* **WHAT IS REQUIRED**
Reproduce the listing that follows with no differences at all.

* **RECORDS PROVIDED**
-=-=-

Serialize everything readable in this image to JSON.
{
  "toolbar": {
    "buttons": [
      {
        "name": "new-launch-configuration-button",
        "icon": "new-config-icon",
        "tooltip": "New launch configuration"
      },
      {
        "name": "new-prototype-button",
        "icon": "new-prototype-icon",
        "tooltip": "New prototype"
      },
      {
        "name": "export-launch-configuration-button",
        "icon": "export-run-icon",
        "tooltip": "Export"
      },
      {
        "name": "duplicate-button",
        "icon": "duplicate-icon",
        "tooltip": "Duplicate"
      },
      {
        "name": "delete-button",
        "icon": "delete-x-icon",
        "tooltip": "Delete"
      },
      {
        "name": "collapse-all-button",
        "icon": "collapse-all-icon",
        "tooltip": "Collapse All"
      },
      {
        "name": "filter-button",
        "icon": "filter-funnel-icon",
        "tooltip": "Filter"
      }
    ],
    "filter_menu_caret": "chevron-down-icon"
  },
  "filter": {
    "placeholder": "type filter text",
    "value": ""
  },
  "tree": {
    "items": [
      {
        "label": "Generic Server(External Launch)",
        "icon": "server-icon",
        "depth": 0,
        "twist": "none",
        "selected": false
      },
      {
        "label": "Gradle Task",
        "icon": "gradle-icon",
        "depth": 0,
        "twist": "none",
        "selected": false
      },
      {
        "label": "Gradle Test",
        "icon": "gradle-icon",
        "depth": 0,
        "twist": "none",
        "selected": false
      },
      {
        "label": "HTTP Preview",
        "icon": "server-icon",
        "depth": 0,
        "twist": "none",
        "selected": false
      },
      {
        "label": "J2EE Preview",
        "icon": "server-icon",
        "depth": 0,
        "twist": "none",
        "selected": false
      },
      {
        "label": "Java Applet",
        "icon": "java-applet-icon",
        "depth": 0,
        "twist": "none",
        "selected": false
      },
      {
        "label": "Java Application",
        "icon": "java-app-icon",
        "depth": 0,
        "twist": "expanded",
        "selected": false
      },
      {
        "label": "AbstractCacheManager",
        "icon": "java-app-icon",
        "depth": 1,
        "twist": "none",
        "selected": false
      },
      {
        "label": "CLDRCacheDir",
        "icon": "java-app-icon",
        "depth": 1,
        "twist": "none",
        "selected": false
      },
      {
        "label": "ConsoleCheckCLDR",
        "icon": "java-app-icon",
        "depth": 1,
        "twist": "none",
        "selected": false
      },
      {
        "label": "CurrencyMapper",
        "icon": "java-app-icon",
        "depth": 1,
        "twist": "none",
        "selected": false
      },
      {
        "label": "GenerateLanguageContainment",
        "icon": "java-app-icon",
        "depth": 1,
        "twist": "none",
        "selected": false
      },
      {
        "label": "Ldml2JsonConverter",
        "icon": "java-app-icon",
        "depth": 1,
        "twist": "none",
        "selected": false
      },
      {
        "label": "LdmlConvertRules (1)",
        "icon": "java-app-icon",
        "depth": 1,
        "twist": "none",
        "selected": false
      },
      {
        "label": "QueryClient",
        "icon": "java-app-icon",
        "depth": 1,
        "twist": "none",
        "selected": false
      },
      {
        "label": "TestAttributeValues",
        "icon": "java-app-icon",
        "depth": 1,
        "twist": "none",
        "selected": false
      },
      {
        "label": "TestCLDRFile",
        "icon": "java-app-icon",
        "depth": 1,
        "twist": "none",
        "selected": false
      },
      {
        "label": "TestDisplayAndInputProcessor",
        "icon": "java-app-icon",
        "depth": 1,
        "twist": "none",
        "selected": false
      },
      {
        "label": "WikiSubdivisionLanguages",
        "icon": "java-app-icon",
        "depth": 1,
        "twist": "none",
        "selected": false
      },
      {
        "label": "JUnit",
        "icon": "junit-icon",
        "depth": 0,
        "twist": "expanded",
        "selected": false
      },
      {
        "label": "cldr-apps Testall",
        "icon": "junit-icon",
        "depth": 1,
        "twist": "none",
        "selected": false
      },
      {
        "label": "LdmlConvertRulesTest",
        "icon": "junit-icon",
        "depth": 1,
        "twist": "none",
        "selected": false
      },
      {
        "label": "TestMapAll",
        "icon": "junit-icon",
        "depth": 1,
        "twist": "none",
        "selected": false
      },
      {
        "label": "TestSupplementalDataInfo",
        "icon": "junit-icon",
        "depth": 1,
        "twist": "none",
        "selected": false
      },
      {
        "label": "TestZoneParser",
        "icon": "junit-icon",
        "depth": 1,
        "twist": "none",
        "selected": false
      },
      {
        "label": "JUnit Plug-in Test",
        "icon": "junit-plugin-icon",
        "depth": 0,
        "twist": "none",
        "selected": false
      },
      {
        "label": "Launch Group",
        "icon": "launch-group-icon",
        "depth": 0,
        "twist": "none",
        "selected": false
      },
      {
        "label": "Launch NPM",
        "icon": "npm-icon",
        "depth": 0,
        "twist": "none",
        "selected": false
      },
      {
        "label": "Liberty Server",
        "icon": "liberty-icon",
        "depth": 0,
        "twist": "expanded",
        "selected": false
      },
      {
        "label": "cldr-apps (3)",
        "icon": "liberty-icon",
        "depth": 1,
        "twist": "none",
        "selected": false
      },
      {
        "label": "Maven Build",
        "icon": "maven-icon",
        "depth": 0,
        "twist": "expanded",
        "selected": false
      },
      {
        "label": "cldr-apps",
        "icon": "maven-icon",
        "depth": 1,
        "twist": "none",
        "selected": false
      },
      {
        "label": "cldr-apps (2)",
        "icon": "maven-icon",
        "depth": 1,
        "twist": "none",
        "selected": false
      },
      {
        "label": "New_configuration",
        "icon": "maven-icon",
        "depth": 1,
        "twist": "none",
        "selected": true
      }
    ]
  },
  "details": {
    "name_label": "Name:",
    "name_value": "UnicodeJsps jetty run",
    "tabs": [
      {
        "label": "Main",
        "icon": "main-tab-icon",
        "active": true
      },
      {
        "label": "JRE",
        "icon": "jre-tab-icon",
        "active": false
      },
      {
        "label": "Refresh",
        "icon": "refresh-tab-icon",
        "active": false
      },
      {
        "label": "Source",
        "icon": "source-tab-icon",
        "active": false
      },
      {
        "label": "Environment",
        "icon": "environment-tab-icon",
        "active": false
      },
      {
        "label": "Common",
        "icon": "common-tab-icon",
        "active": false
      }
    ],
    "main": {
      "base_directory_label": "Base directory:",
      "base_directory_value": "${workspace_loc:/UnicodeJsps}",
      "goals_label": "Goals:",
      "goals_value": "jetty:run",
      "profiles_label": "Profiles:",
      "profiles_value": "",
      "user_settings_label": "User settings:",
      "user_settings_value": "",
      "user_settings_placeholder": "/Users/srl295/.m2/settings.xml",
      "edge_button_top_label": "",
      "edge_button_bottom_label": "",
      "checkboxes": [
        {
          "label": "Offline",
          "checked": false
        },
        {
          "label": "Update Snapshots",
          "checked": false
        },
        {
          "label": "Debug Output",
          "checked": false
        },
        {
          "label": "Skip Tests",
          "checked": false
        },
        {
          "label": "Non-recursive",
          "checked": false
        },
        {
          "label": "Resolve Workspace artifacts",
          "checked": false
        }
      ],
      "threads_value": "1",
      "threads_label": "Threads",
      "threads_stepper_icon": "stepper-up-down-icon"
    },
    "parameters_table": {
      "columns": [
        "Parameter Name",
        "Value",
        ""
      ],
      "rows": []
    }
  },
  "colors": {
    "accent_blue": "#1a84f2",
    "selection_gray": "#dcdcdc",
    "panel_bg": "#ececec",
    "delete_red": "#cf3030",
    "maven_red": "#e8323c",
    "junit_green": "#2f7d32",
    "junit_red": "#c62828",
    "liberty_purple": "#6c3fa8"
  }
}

-=-=-

* **PROBLEM SOLUTION**
Serialize everything readable in this image to JSON.
{
  "toolbar": {
    "buttons": [
      {
        "name": "new-launch-configuration-button",
        "icon": "new-config-icon",
        "tooltip": "New launch configuration"
      },
      {
        "name": "new-prototype-button",
        "icon": "new-prototype-icon",
        "tooltip": "New prototype"
      },
      {
        "name": "export-launch-configuration-button",
        "icon": "export-run-icon",
        "tooltip": "Export"
      },
      {
        "name": "duplicate-button",
        "icon": "duplicate-icon",
        "tooltip": "Duplicate"
      },
      {
        "name": "delete-button",
        "icon": "delete-x-icon",
        "tooltip": "Delete"
      },
      {
        "name": "collapse-all-button",
        "icon": "collapse-all-icon",
        "tooltip": "Collapse All"
      },
      {
        "name": "filter-button",
        "icon": "filter-funnel-icon",
        "tooltip": "Filter"
      }
    ],
    "filter_menu_caret": "chevron-down-icon"
  },
  "filter": {
    "placeholder": "type filter text",
    "value": ""
  },
  "tree": {
    "items": [
      {
        "label": "Generic Server(External Launch)",
        "icon": "server-icon",
        "depth": 0,
        "twist": "none",
        "selected": false
      },
      {
        "label": "Gradle Task",
        "icon": "gradle-icon",
        "depth": 0,
        "twist": "none",
        "selected": false
      },
      {
        "label": "Gradle Test",
        "icon": "gradle-icon",
        "depth": 0,
        "twist": "none",
        "selected": false
      },
      {
        "label": "HTTP Preview",
        "icon": "server-icon",
        "depth": 0,
        "twist": "none",
        "selected": false
      },
      {
        "label": "J2EE Preview",
        "icon": "server-icon",
        "depth": 0,
        "twist": "none",
        "selected": false
      },
      {
        "label": "Java Applet",
        "icon": "java-applet-icon",
        "depth": 0,
        "twist": "none",
        "selected": false
      },
      {
        "label": "Java Application",
        "icon": "java-app-icon",
        "depth": 0,
        "twist": "expanded",
        "selected": false
      },
      {
        "label": "AbstractCacheManager",
        "icon": "java-app-icon",
        "depth": 1,
        "twist": "none",
        "selected": false
      },
      {
        "label": "CLDRCacheDir",
        "icon": "java-app-icon",
        "depth": 1,
        "twist": "none",
        "selected": false
      },
      {
        "label": "ConsoleCheckCLDR",
        "icon": "java-app-icon",
        "depth": 1,
        "twist": "none",
        "selected": false
      },
      {
        "label": "CurrencyMapper",
        "icon": "java-app-icon",
        "depth": 1,
        "twist": "none",
        "selected": false
      },
      {
        "label": "GenerateLanguageContainment",
        "icon": "java-app-icon",
        "depth": 1,
        "twist": "none",
        "selected": false
      },
      {
        "label": "Ldml2JsonConverter",
        "icon": "java-app-icon",
        "depth": 1,
        "twist": "none",
        "selected": false
      },
      {
        "label": "LdmlConvertRules (1)",
        "icon": "java-app-icon",
        "depth": 1,
        "twist": "none",
        "selected": false
      },
      {
        "label": "QueryClient",
        "icon": "java-app-icon",
        "depth": 1,
        "twist": "none",
        "selected": false
      },
      {
        "label": "TestAttributeValues",
        "icon": "java-app-icon",
        "depth": 1,
        "twist": "none",
        "selected": false
      },
      {
        "label": "TestCLDRFile",
        "icon": "java-app-icon",
        "depth": 1,
        "twist": "none",
        "selected": false
      },
      {
        "label": "TestDisplayAndInputProcessor",
        "icon": "java-app-icon",
        "depth": 1,
        "twist": "none",
        "selected": false
      },
      {
        "label": "WikiSubdivisionLanguages",
        "icon": "java-app-icon",
        "depth": 1,
        "twist": "none",
        "selected": false
      },
      {
        "label": "JUnit",
        "icon": "junit-icon",
        "depth": 0,
        "twist": "expanded",
        "selected": false
      },
      {
        "label": "cldr-apps Testall",
        "icon": "junit-icon",
        "depth": 1,
        "twist": "none",
        "selected": false
      },
      {
        "label": "LdmlConvertRulesTest",
        "icon": "junit-icon",
        "depth": 1,
        "twist": "none",
        "selected": false
      },
      {
        "label": "TestMapAll",
        "icon": "junit-icon",
        "depth": 1,
        "twist": "none",
        "selected": false
      },
      {
        "label": "TestSupplementalDataInfo",
        "icon": "junit-icon",
        "depth": 1,
        "twist": "none",
        "selected": false
      },
      {
        "label": "TestZoneParser",
        "icon": "junit-icon",
        "depth": 1,
        "twist": "none",
        "selected": false
      },
      {
        "label": "JUnit Plug-in Test",
        "icon": "junit-plugin-icon",
        "depth": 0,
        "twist": "none",
        "selected": false
      },
      {
        "label": "Launch Group",
        "icon": "launch-group-icon",
        "depth": 0,
        "twist": "none",
        "selected": false
      },
      {
        "label": "Launch NPM",
        "icon": "npm-icon",
        "depth": 0,
        "twist": "none",
        "selected": false
      },
      {
        "label": "Liberty Server",
        "icon": "liberty-icon",
        "depth": 0,
        "twist": "expanded",
        "selected": false
      },
      {
        "label": "cldr-apps (3)",
        "icon": "liberty-icon",
        "depth": 1,
        "twist": "none",
        "selected": false
      },
      {
        "label": "Maven Build",
        "icon": "maven-icon",
        "depth": 0,
        "twist": "expanded",
        "selected": false
      },
      {
        "label": "cldr-apps",
        "icon": "maven-icon",
        "depth": 1,
        "twist": "none",
        "selected": false
      },
      {
        "label": "cldr-apps (2)",
        "icon": "maven-icon",
        "depth": 1,
        "twist": "none",
        "selected": false
      },
      {
        "label": "New_configuration",
        "icon": "maven-icon",
        "depth": 1,
        "twist": "none",
        "selected": true
      }
    ]
  },
  "details": {
    "name_label": "Name:",
    "name_value": "UnicodeJsps jetty run",
    "tabs": [
      {
        "label": "Main",
        "icon": "main-tab-icon",
        "active": true
      },
      {
        "label": "JRE",
        "icon": "jre-tab-icon",
        "active": false
      },
      {
        "label": "Refresh",
        "icon": "refresh-tab-icon",
        "active": false
      },
      {
        "label": "Source",
        "icon": "source-tab-icon",
        "active": false
      },
      {
        "label": "Environment",
        "icon": "environment-tab-icon",
        "active": false
      },
      {
        "label": "Common",
        "icon": "common-tab-icon",
        "active": false
      }
    ],
    "main": {
      "base_directory_label": "Base directory:",
      "base_directory_value": "${workspace_loc:/UnicodeJsps}",
      "goals_label": "Goals:",
      "goals_value": "jetty:run",
      "profiles_label": "Profiles:",
      "profiles_value": "",
      "user_settings_label": "User settings:",
      "user_settings_value": "",
      "user_settings_placeholder": "/Users/srl295/.m2/settings.xml",
      "edge_button_top_label": "",
      "edge_button_bottom_label": "",
      "checkboxes": [
        {
          "label": "Offline",
          "checked": false
        },
        {
          "label": "Update Snapshots",
          "checked": false
        },
        {
          "label": "Debug Output",
          "checked": false
        },
        {
          "label": "Skip Tests",
          "checked": false
        },
        {
          "label": "Non-recursive",
          "checked": false
        },
        {
          "label": "Resolve Workspace artifacts",
          "checked": false
        }
      ],
      "threads_value": "1",
      "threads_label": "Threads",
      "threads_stepper_icon": "stepper-up-down-icon"
    },
    "parameters_table": {
      "columns": [
        "Parameter Name",
        "Value",
        ""
      ],
      "rows": []
    }
  },
  "colors": {
    "accent_blue": "#1a84f2",
    "selection_gray": "#dcdcdc",
    "panel_bg": "#ececec",
    "delete_red": "#cf3030",
    "maven_red": "#e8323c",
    "junit_green": "#2f7d32",
    "junit_red": "#c62828",
    "liberty_purple": "#6c3fa8"
  }
}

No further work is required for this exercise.